**Short problem**
Pick out every line of the data below that contains the word "Pressure" and copy each one.

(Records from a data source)
↓↓↓

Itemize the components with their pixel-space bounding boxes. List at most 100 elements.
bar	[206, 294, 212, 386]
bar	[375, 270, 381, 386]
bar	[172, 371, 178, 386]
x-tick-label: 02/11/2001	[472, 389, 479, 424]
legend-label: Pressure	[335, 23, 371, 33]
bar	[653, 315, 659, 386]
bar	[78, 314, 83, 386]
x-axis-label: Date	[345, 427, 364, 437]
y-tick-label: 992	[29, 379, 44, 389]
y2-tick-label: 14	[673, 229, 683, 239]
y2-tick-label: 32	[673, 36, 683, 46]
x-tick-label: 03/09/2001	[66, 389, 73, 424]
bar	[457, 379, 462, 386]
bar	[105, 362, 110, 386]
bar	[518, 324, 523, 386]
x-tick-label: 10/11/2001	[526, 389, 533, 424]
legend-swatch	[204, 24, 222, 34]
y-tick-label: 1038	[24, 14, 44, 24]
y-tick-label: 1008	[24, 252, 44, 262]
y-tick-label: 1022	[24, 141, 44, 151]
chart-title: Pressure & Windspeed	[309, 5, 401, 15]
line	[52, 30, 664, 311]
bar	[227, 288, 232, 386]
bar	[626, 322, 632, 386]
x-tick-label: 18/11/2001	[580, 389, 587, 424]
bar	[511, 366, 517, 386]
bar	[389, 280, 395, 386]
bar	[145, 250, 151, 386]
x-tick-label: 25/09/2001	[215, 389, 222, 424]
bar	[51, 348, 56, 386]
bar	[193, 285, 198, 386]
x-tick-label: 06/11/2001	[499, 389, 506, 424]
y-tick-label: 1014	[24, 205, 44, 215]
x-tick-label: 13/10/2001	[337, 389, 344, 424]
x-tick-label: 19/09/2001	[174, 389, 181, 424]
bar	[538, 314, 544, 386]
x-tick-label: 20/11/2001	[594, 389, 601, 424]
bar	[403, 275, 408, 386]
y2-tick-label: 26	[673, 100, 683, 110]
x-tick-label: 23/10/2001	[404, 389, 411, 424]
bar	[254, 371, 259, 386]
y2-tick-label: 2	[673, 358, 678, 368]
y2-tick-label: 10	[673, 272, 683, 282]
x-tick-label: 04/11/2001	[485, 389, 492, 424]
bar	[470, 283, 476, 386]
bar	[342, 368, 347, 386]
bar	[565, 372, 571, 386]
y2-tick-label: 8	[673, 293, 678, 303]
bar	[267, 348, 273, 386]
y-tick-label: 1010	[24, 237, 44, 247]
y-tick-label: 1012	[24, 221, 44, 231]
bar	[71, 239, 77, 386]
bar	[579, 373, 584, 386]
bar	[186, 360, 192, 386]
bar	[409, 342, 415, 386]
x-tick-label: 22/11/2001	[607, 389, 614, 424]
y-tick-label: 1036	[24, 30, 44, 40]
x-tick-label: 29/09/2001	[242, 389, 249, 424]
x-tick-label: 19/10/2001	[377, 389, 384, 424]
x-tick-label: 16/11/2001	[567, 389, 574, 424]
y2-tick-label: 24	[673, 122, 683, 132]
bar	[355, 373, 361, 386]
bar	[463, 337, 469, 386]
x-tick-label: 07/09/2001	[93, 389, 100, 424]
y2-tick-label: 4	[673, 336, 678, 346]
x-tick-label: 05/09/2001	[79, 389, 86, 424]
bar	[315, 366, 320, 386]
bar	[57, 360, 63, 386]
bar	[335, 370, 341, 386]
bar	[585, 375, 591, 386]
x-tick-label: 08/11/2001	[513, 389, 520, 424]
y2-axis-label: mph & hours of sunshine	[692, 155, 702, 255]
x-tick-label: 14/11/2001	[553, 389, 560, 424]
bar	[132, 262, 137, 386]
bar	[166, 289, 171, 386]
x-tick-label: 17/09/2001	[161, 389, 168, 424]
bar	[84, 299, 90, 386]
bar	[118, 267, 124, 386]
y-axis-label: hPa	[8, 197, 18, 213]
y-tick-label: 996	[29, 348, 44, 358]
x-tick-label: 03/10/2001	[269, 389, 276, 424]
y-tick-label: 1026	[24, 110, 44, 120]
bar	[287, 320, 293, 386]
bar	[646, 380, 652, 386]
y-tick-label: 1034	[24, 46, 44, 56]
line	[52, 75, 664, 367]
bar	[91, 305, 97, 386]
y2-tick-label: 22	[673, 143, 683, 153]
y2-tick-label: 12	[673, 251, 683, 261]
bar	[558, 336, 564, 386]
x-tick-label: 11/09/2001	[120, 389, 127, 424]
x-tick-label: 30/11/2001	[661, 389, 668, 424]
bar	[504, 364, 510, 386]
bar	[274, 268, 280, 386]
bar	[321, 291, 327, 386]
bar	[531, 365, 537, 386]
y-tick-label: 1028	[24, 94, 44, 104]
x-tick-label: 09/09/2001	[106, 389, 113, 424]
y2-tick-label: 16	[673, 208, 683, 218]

↑↑↑

**Solution**
legend-label: Pressure	[335, 23, 371, 33]
chart-title: Pressure & Windspeed	[309, 5, 401, 15]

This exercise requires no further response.